# MATERIAL TO PROCESS
************

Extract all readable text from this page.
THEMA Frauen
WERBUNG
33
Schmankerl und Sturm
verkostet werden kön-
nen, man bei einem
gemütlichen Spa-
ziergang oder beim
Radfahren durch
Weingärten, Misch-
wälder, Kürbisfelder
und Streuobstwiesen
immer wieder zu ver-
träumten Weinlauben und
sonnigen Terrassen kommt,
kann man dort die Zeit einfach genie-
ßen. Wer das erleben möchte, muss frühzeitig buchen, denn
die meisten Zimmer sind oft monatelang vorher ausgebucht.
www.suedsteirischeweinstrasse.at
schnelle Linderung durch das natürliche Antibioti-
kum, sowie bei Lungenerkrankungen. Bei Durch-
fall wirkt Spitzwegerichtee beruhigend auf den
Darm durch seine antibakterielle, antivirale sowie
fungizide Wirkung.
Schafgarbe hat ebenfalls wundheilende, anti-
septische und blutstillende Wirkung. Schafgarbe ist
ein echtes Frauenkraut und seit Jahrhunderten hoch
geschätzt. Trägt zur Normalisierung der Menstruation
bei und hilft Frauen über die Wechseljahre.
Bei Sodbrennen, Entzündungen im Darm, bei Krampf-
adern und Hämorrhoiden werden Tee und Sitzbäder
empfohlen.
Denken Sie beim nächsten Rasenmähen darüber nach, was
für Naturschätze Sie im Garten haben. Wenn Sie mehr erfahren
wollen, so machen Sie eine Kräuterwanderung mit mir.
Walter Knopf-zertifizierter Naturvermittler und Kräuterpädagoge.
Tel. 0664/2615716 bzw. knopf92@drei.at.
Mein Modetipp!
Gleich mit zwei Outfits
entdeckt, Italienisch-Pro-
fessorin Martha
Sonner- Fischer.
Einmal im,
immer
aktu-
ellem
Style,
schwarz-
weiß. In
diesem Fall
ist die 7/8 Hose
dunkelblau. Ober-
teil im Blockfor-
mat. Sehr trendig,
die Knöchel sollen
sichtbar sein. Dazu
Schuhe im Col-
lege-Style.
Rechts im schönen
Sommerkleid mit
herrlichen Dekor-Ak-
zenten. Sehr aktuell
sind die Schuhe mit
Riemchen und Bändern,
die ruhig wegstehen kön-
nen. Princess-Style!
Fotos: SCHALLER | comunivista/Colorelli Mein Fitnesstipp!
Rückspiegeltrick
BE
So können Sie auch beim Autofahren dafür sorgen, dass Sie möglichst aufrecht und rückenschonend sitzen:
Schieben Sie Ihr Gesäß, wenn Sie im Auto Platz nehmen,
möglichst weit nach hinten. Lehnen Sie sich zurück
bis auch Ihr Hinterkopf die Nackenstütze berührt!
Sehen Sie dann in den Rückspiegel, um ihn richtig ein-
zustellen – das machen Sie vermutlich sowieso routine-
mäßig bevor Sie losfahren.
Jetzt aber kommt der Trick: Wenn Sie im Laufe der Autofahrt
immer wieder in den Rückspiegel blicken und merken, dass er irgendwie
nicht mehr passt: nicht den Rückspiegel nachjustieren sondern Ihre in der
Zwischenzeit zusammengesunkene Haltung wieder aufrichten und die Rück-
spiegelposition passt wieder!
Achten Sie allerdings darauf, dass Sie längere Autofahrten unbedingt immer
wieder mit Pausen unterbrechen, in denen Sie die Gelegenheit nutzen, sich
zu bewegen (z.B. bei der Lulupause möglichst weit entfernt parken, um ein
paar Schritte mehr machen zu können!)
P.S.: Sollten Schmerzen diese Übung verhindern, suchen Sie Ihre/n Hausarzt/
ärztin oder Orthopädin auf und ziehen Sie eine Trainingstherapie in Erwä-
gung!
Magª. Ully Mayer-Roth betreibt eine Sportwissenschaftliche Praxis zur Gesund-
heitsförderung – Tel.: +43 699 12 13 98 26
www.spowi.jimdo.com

************

# YOUR ASSIGNMENT
Which lines of the records above hold the word "Style"? Copy each of them.

# ANSWER SECTION
Style,
lege-Style.
nen. Princess-Style!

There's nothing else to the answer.